> _Problem statement_:
Show, in full, each line of the data that contains "hunt".

==== Information given ====

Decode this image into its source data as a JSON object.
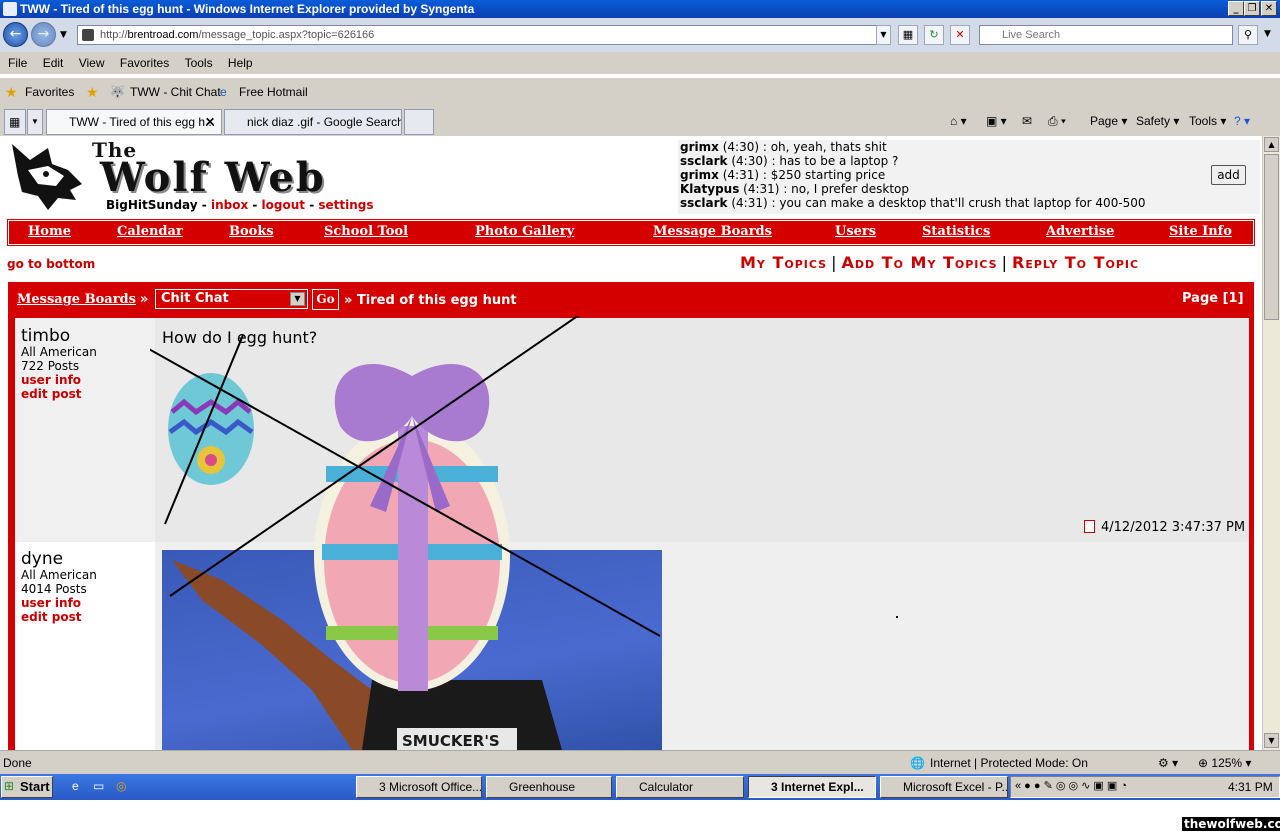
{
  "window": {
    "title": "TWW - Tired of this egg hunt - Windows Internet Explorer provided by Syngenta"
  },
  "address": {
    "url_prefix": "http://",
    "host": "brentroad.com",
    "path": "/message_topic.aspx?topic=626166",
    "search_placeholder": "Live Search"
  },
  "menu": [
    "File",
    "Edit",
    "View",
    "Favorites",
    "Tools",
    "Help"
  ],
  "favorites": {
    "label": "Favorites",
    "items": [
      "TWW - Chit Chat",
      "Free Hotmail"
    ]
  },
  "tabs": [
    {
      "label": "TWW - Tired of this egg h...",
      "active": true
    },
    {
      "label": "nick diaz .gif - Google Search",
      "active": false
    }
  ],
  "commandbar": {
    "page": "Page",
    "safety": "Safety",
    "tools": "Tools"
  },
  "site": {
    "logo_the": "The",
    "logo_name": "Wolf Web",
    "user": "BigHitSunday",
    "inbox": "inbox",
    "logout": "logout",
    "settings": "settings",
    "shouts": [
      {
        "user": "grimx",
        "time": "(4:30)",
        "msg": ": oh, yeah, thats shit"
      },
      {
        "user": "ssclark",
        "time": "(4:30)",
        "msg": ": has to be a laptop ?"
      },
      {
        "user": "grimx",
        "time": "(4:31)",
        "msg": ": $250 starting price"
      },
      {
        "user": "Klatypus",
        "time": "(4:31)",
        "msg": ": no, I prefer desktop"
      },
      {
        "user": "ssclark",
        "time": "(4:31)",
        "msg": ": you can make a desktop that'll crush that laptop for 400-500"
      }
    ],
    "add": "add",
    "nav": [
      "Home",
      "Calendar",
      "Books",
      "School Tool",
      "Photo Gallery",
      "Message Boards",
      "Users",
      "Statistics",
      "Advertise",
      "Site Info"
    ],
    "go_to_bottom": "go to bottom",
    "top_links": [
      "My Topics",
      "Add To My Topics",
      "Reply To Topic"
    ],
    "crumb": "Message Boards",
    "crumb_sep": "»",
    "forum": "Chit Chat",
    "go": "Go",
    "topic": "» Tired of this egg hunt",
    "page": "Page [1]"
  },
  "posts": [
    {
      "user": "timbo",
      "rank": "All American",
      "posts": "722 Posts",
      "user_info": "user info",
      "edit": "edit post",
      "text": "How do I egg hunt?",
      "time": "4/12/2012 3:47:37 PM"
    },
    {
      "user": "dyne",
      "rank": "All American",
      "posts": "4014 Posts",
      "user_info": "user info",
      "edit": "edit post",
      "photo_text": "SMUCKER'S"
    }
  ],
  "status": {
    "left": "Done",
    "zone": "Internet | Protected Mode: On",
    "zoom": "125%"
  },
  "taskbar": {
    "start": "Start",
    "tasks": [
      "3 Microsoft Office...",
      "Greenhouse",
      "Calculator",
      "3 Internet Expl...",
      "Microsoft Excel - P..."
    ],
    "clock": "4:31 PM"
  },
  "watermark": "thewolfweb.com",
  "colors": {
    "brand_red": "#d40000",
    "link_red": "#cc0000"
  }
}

====

> _Final answer_:
    "title": "TWW - Tired of this egg hunt - Windows Internet Explorer provided by Syngenta"
    "topic": "» Tired of this egg hunt",
      "text": "How do I egg hunt?",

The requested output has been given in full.